#### [Instruction]
Write out the records below once more, exactly as they stand.
--- Start Record extracts ---
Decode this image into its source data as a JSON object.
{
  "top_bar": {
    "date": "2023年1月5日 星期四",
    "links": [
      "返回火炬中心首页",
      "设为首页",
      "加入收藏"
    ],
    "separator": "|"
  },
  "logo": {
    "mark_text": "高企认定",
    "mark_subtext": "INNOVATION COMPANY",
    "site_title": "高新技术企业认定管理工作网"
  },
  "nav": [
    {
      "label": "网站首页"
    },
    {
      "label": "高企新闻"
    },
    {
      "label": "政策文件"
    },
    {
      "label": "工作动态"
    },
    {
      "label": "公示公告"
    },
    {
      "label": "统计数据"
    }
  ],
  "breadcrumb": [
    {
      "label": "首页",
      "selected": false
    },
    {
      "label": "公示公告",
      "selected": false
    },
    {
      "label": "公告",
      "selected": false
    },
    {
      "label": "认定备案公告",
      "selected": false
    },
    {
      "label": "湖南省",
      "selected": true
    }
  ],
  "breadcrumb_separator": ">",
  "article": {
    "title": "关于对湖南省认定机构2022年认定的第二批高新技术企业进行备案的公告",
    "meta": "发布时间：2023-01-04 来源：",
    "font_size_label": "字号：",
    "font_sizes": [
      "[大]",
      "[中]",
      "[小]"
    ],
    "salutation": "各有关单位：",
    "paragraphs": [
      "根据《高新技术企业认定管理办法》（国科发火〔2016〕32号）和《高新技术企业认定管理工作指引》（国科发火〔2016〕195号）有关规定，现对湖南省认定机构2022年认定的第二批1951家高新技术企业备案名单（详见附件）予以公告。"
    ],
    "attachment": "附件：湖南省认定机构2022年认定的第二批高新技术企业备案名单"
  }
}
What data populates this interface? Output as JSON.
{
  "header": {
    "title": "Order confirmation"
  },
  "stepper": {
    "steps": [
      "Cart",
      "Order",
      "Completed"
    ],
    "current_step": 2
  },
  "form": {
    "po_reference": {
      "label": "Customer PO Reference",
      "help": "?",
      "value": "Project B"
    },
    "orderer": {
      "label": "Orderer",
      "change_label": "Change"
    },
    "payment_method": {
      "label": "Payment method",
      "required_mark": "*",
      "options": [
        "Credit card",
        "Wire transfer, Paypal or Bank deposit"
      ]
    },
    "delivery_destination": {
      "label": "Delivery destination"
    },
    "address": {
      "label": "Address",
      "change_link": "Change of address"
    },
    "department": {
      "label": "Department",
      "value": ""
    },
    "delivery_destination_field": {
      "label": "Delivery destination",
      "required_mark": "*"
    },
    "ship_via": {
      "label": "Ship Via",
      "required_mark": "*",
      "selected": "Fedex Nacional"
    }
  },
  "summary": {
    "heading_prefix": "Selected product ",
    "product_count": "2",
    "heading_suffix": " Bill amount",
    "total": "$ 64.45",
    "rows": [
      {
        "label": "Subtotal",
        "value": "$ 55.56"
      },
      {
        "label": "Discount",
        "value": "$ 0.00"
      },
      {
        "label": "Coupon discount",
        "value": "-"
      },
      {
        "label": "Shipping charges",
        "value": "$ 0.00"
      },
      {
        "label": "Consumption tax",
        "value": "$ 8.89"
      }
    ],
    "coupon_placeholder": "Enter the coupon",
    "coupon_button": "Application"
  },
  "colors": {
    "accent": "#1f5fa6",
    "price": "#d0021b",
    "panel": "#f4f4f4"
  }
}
--- End Record extracts ---
#### [Solution to the problem]
Decode this image into its source data as a JSON object.
{
  "top_bar": {
    "date": "2023年1月5日 星期四",
    "links": [
      "返回火炬中心首页",
      "设为首页",
      "加入收藏"
    ],
    "separator": "|"
  },
  "logo": {
    "mark_text": "高企认定",
    "mark_subtext": "INNOVATION COMPANY",
    "site_title": "高新技术企业认定管理工作网"
  },
  "nav": [
    {
      "label": "网站首页"
    },
    {
      "label": "高企新闻"
    },
    {
      "label": "政策文件"
    },
    {
      "label": "工作动态"
    },
    {
      "label": "公示公告"
    },
    {
      "label": "统计数据"
    }
  ],
  "breadcrumb": [
    {
      "label": "首页",
      "selected": false
    },
    {
      "label": "公示公告",
      "selected": false
    },
    {
      "label": "公告",
      "selected": false
    },
    {
      "label": "认定备案公告",
      "selected": false
    },
    {
      "label": "湖南省",
      "selected": true
    }
  ],
  "breadcrumb_separator": ">",
  "article": {
    "title": "关于对湖南省认定机构2022年认定的第二批高新技术企业进行备案的公告",
    "meta": "发布时间：2023-01-04 来源：",
    "font_size_label": "字号：",
    "font_sizes": [
      "[大]",
      "[中]",
      "[小]"
    ],
    "salutation": "各有关单位：",
    "paragraphs": [
      "根据《高新技术企业认定管理办法》（国科发火〔2016〕32号）和《高新技术企业认定管理工作指引》（国科发火〔2016〕195号）有关规定，现对湖南省认定机构2022年认定的第二批1951家高新技术企业备案名单（详见附件）予以公告。"
    ],
    "attachment": "附件：湖南省认定机构2022年认定的第二批高新技术企业备案名单"
  }
}
What data populates this interface? Output as JSON.
{
  "header": {
    "title": "Order confirmation"
  },
  "stepper": {
    "steps": [
      "Cart",
      "Order",
      "Completed"
    ],
    "current_step": 2
  },
  "form": {
    "po_reference": {
      "label": "Customer PO Reference",
      "help": "?",
      "value": "Project B"
    },
    "orderer": {
      "label": "Orderer",
      "change_label": "Change"
    },
    "payment_method": {
      "label": "Payment method",
      "required_mark": "*",
      "options": [
        "Credit card",
        "Wire transfer, Paypal or Bank deposit"
      ]
    },
    "delivery_destination": {
      "label": "Delivery destination"
    },
    "address": {
      "label": "Address",
      "change_link": "Change of address"
    },
    "department": {
      "label": "Department",
      "value": ""
    },
    "delivery_destination_field": {
      "label": "Delivery destination",
      "required_mark": "*"
    },
    "ship_via": {
      "label": "Ship Via",
      "required_mark": "*",
      "selected": "Fedex Nacional"
    }
  },
  "summary": {
    "heading_prefix": "Selected product ",
    "product_count": "2",
    "heading_suffix": " Bill amount",
    "total": "$ 64.45",
    "rows": [
      {
        "label": "Subtotal",
        "value": "$ 55.56"
      },
      {
        "label": "Discount",
        "value": "$ 0.00"
      },
      {
        "label": "Coupon discount",
        "value": "-"
      },
      {
        "label": "Shipping charges",
        "value": "$ 0.00"
      },
      {
        "label": "Consumption tax",
        "value": "$ 8.89"
      }
    ],
    "coupon_placeholder": "Enter the coupon",
    "coupon_button": "Application"
  },
  "colors": {
    "accent": "#1f5fa6",
    "price": "#d0021b",
    "panel": "#f4f4f4"
  }
}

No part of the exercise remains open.